> _Brano da leggere_
-*-*-

Sotto questo profilo la sua onestà e la sua coerenza di fondo furono esemplari, nella cultura come nella politica, nella quale sempre veramente guardò agli interessi della società e non certo ai suoi, benché talvolta i suoi atteggiamenti fossero  o sembrassero radicali e alieni da compromessi. E gli piaceva il fatto che  glielo ricordavo, come farò anche  ora, con le parole di Cicerone, un’autore che, per quanto possa  parere strano,  molto prediligeva: «tuam salutem posteriorem salute communi  semper ducis».
Di quegli anni irripetibili Paolo Greco fu senza dubbio il vero artefice, perché più di tutti aveva creduto e voluto quel sodalizio di spiriti liberi e indipendenti e più di tutti l’aveva sostenuto con passione e puntiglio, trapiantandolo poi, quando a Siracusa aveva esaurito la sua vitalità,  a Palazzolo, dove aveva ancora dato i suoi frutti, che spero non muoiano. Tra il 1998 e il 2010 molto discutemmo e molto realizzammo, soprattutto con la ricordata rivista Letture critiche, dove regolarmente trovavano il luogo loro deputato i risultati delle nostre perenni dispute.
Quella scelta l’abbiamo condivisa fino all’ultimo. Non è un caso che nel mio ultimo libro Alle radici dell’Europa moderna, germogliato proprio nelle dispute di quegli anni nell’ambito del progetto "la città partita" - (che egli aveva ideato,  con chiaro riferimento al verso dantesco) - ma pubblicato solo nel dicembre del 2020, la postfazione sia di Elio Cappuccio e la prefazione appunto di Paolo Greco  che, pur sofferente, non volle sottrarsi a un impegno che considerava d’onore. Forse in nome di quei tempi, passati ma mai tramontati.

-*-*-

> _Dati estratti_
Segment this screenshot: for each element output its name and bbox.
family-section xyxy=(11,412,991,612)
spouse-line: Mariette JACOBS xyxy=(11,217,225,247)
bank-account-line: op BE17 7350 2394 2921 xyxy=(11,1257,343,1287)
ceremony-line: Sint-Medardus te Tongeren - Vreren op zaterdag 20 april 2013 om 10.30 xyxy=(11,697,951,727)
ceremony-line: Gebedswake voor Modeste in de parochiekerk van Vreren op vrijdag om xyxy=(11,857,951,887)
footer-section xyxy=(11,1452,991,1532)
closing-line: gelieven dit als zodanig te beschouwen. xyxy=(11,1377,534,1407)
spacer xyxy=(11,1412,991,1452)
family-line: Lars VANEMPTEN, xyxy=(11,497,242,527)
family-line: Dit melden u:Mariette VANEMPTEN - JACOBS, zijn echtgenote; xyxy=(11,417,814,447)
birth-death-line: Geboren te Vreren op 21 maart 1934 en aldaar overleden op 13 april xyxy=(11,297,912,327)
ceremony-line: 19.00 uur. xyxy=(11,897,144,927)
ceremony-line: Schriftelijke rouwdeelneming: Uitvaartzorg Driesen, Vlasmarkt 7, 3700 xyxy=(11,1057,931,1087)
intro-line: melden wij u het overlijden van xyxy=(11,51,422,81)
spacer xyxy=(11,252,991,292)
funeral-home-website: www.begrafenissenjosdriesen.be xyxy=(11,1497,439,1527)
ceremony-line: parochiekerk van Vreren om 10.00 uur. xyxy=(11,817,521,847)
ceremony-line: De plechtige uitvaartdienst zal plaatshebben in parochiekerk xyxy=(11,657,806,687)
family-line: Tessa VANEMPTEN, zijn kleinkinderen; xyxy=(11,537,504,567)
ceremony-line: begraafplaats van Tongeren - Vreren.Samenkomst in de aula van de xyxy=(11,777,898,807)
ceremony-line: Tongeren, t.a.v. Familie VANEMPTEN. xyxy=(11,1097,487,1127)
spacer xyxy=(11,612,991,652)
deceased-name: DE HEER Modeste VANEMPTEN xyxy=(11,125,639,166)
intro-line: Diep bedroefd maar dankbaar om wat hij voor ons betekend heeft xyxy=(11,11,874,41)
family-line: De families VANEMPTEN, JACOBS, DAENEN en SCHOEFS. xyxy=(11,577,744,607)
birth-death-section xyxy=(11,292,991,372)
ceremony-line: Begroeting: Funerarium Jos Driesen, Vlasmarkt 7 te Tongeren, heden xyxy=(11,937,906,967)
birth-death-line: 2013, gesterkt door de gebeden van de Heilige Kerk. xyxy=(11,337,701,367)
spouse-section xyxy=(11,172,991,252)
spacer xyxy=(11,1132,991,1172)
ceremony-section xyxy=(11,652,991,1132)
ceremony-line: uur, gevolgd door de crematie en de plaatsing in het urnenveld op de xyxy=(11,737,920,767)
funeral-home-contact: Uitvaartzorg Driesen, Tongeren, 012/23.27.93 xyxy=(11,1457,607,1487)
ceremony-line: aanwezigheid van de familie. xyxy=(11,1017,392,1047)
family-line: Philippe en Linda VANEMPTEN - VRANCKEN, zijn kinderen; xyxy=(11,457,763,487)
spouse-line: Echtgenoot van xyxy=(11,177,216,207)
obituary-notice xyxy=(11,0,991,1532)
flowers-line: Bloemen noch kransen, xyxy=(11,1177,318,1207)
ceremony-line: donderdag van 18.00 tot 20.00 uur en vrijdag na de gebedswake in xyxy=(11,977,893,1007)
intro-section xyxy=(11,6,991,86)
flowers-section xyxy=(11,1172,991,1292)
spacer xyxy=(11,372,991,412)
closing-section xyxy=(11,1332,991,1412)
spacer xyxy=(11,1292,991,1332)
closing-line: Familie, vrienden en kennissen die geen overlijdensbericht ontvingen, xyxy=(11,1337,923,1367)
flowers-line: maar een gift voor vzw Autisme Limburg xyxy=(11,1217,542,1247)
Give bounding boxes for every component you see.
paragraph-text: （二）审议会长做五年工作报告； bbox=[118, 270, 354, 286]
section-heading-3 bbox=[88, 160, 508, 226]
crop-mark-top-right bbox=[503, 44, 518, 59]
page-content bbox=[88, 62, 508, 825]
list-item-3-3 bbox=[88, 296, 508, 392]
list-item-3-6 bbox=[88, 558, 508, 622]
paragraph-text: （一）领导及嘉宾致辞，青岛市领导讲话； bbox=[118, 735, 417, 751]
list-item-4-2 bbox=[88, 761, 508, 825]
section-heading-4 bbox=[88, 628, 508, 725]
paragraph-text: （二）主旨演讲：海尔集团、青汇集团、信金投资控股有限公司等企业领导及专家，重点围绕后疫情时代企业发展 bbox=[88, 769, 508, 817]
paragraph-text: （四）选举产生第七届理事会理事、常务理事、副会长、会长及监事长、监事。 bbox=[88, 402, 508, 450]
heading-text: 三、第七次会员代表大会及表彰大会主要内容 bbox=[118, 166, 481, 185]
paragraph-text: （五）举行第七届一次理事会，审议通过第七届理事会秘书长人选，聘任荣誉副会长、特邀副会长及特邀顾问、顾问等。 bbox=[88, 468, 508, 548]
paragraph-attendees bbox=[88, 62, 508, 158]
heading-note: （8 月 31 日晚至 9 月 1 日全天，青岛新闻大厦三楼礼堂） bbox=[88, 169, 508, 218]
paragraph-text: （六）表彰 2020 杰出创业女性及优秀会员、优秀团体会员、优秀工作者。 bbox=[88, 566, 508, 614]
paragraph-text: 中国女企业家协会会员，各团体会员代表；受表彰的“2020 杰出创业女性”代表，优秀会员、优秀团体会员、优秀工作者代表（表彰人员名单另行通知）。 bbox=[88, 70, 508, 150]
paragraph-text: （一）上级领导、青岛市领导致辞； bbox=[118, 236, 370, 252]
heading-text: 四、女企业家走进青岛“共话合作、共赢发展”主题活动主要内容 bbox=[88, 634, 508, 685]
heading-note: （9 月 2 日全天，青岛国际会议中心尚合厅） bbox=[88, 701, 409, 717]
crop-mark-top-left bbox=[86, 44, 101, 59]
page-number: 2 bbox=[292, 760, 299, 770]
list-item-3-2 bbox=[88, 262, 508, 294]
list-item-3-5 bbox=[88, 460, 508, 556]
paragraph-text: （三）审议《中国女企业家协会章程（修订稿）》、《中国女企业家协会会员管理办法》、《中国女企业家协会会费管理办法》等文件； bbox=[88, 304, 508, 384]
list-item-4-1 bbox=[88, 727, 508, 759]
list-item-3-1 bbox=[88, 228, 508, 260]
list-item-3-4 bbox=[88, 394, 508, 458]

-*-*-

> _Consegna_
Nel ricordo di Paolo Greco, chi ha scritto la postfazione del libro Alle radici dell'Europa moderna?

> _Soluzione_
Elio Cappuccio.